■ **ENTRIES PROVIDED**
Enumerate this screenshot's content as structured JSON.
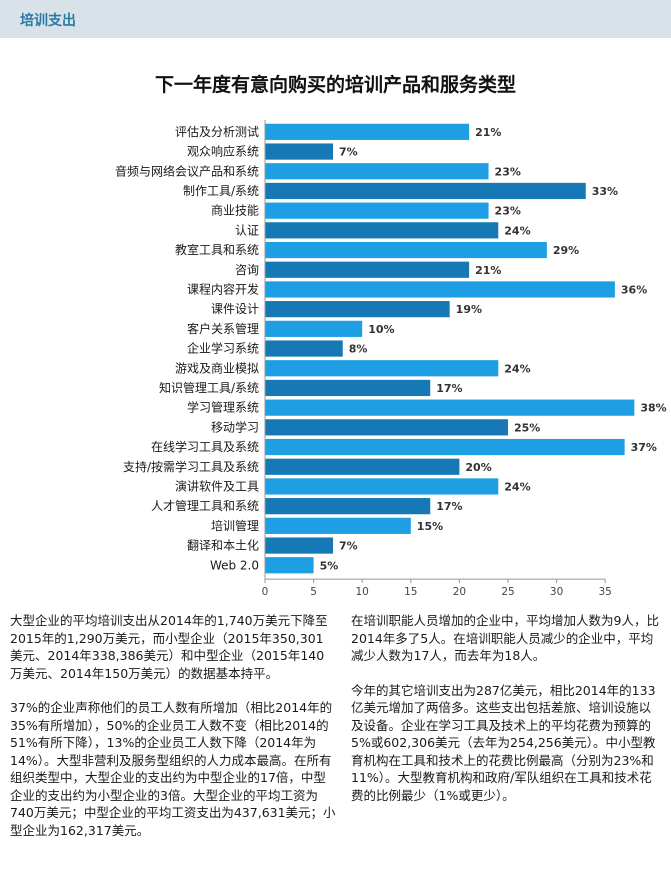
{
  "section_label": "培训支出",
  "chart_data": {
    "type": "bar",
    "orientation": "horizontal",
    "title": "下一年度有意向购买的培训产品和服务类型",
    "categories": [
      "评估及分析测试",
      "观众响应系统",
      "音频与网络会议产品和系统",
      "制作工具/系统",
      "商业技能",
      "认证",
      "教室工具和系统",
      "咨询",
      "课程内容开发",
      "课件设计",
      "客户关系管理",
      "企业学习系统",
      "游戏及商业模拟",
      "知识管理工具/系统",
      "学习管理系统",
      "移动学习",
      "在线学习工具及系统",
      "支持/按需学习工具及系统",
      "演讲软件及工具",
      "人才管理工具和系统",
      "培训管理",
      "翻译和本土化",
      "Web 2.0"
    ],
    "values": [
      21,
      7,
      23,
      33,
      23,
      24,
      29,
      21,
      36,
      19,
      10,
      8,
      24,
      17,
      38,
      25,
      37,
      20,
      24,
      17,
      15,
      7,
      5
    ],
    "data_labels": [
      "21%",
      "7%",
      "23%",
      "33%",
      "23%",
      "24%",
      "29%",
      "21%",
      "36%",
      "19%",
      "10%",
      "8%",
      "24%",
      "17%",
      "38%",
      "25%",
      "37%",
      "20%",
      "24%",
      "17%",
      "15%",
      "7%",
      "5%"
    ],
    "xticks": [
      "0",
      "5",
      "10",
      "15",
      "20",
      "25",
      "30",
      "35"
    ],
    "xlim": [
      0,
      35
    ],
    "grid": false,
    "colors": {
      "light": "#1e9fe3",
      "dark": "#1678b4"
    }
  },
  "paragraphs_left": [
    "大型企业的平均培训支出从2014年的1,740万美元下降至2015年的1,290万美元，而小型企业（2015年350,301美元、2014年338,386美元）和中型企业（2015年140万美元、2014年150万美元）的数据基本持平。",
    "37%的企业声称他们的员工人数有所增加（相比2014年的35%有所增加），50%的企业员工人数不变（相比2014的51%有所下降），13%的企业员工人数下降（2014年为14%）。大型非营利及服务型组织的人力成本最高。在所有组织类型中，大型企业的支出约为中型企业的17倍，中型企业的支出约为小型企业的3倍。大型企业的平均工资为740万美元；中型企业的平均工资支出为437,631美元；小型企业为162,317美元。"
  ],
  "paragraphs_right": [
    "在培训职能人员增加的企业中，平均增加人数为9人，比2014年多了5人。在培训职能人员减少的企业中，平均减少人数为17人，而去年为18人。",
    "今年的其它培训支出为287亿美元，相比2014年的133亿美元增加了两倍多。这些支出包括差旅、培训设施以及设备。企业在学习工具及技术上的平均花费为预算的5%或602,306美元（去年为254,256美元）。中小型教育机构在工具和技术上的花费比例最高（分别为23%和11%）。大型教育机构和政府/军队组织在工具和技术花费的比例最少（1%或更少）。"
  ]
}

■ **GIVEN TASK**
Repeat the data exactly in full, omitting its pictures.

■ **RESULT FOR THIS EXERCISE**
Enumerate this screenshot's content as structured JSON.
{
  "section_label": "培训支出",
  "chart_data": {
    "type": "bar",
    "orientation": "horizontal",
    "title": "下一年度有意向购买的培训产品和服务类型",
    "categories": [
      "评估及分析测试",
      "观众响应系统",
      "音频与网络会议产品和系统",
      "制作工具/系统",
      "商业技能",
      "认证",
      "教室工具和系统",
      "咨询",
      "课程内容开发",
      "课件设计",
      "客户关系管理",
      "企业学习系统",
      "游戏及商业模拟",
      "知识管理工具/系统",
      "学习管理系统",
      "移动学习",
      "在线学习工具及系统",
      "支持/按需学习工具及系统",
      "演讲软件及工具",
      "人才管理工具和系统",
      "培训管理",
      "翻译和本土化",
      "Web 2.0"
    ],
    "values": [
      21,
      7,
      23,
      33,
      23,
      24,
      29,
      21,
      36,
      19,
      10,
      8,
      24,
      17,
      38,
      25,
      37,
      20,
      24,
      17,
      15,
      7,
      5
    ],
    "data_labels": [
      "21%",
      "7%",
      "23%",
      "33%",
      "23%",
      "24%",
      "29%",
      "21%",
      "36%",
      "19%",
      "10%",
      "8%",
      "24%",
      "17%",
      "38%",
      "25%",
      "37%",
      "20%",
      "24%",
      "17%",
      "15%",
      "7%",
      "5%"
    ],
    "xticks": [
      "0",
      "5",
      "10",
      "15",
      "20",
      "25",
      "30",
      "35"
    ],
    "xlim": [
      0,
      35
    ],
    "grid": false,
    "colors": {
      "light": "#1e9fe3",
      "dark": "#1678b4"
    }
  },
  "paragraphs_left": [
    "大型企业的平均培训支出从2014年的1,740万美元下降至2015年的1,290万美元，而小型企业（2015年350,301美元、2014年338,386美元）和中型企业（2015年140万美元、2014年150万美元）的数据基本持平。",
    "37%的企业声称他们的员工人数有所增加（相比2014年的35%有所增加），50%的企业员工人数不变（相比2014的51%有所下降），13%的企业员工人数下降（2014年为14%）。大型非营利及服务型组织的人力成本最高。在所有组织类型中，大型企业的支出约为中型企业的17倍，中型企业的支出约为小型企业的3倍。大型企业的平均工资为740万美元；中型企业的平均工资支出为437,631美元；小型企业为162,317美元。"
  ],
  "paragraphs_right": [
    "在培训职能人员增加的企业中，平均增加人数为9人，比2014年多了5人。在培训职能人员减少的企业中，平均减少人数为17人，而去年为18人。",
    "今年的其它培训支出为287亿美元，相比2014年的133亿美元增加了两倍多。这些支出包括差旅、培训设施以及设备。企业在学习工具及技术上的平均花费为预算的5%或602,306美元（去年为254,256美元）。中小型教育机构在工具和技术上的花费比例最高（分别为23%和11%）。大型教育机构和政府/军队组织在工具和技术花费的比例最少（1%或更少）。"
  ]
}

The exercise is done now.